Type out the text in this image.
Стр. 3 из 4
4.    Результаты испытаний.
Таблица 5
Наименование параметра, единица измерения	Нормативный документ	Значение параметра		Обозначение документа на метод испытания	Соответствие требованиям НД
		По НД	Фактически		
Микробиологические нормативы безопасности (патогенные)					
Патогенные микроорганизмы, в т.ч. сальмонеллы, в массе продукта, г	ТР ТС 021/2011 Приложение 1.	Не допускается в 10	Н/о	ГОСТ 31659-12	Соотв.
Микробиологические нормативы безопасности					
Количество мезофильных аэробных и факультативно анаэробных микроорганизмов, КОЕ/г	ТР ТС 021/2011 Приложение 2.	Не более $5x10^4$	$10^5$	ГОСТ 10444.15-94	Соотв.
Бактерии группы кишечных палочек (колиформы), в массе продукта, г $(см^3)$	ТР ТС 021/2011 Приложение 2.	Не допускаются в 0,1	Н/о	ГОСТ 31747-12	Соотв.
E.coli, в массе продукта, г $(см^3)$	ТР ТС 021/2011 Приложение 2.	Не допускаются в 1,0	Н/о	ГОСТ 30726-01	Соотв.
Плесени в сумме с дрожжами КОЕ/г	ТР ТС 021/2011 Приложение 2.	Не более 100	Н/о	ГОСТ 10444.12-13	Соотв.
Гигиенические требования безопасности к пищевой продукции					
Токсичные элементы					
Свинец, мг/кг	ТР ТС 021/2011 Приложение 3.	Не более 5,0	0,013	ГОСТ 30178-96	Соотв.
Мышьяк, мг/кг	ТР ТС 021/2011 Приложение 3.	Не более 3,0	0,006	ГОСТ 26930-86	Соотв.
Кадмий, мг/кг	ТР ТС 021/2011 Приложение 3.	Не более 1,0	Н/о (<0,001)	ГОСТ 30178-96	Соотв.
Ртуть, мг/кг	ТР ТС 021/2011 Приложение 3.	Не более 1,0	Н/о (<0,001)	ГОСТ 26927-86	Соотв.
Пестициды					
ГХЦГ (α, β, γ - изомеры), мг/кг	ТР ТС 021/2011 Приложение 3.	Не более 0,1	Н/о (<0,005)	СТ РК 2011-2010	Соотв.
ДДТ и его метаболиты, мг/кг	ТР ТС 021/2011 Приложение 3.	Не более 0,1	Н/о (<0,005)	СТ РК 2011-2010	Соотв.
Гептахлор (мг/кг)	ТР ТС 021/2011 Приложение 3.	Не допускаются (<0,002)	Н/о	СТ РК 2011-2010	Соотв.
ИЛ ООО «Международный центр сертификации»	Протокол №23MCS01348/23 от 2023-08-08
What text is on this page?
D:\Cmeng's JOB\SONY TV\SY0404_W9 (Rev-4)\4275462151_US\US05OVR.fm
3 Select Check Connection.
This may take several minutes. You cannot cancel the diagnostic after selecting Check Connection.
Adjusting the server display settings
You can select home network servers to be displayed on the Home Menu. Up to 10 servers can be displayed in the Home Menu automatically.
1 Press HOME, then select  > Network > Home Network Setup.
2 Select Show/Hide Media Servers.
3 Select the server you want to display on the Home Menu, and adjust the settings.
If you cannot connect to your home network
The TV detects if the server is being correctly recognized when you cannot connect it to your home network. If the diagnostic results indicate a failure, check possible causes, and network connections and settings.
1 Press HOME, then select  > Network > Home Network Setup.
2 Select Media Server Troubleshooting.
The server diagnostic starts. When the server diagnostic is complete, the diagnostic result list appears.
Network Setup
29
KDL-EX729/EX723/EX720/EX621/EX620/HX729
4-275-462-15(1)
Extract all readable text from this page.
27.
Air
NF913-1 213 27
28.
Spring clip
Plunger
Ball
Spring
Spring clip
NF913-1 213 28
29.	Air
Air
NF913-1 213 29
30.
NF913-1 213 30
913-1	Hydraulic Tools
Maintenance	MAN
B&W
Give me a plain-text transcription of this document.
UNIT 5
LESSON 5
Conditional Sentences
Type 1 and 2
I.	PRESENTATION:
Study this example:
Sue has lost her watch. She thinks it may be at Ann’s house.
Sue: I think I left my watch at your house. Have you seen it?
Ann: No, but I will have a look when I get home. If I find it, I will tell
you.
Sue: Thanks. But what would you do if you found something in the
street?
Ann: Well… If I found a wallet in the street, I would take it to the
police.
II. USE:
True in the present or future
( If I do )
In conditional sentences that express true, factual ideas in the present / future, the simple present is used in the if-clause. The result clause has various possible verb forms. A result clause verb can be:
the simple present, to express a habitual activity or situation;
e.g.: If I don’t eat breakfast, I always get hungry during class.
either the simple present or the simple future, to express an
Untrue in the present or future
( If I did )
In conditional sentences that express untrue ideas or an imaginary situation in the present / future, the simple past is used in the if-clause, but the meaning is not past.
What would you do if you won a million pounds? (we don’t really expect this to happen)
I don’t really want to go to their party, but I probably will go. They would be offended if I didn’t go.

■ ■ ■ ■ ■ ■ ■

Direction: Pull out each line of the listing that holds the string "Media".

Result:
2 Select Show/Hide Media Servers.
2 Select Media Server Troubleshooting.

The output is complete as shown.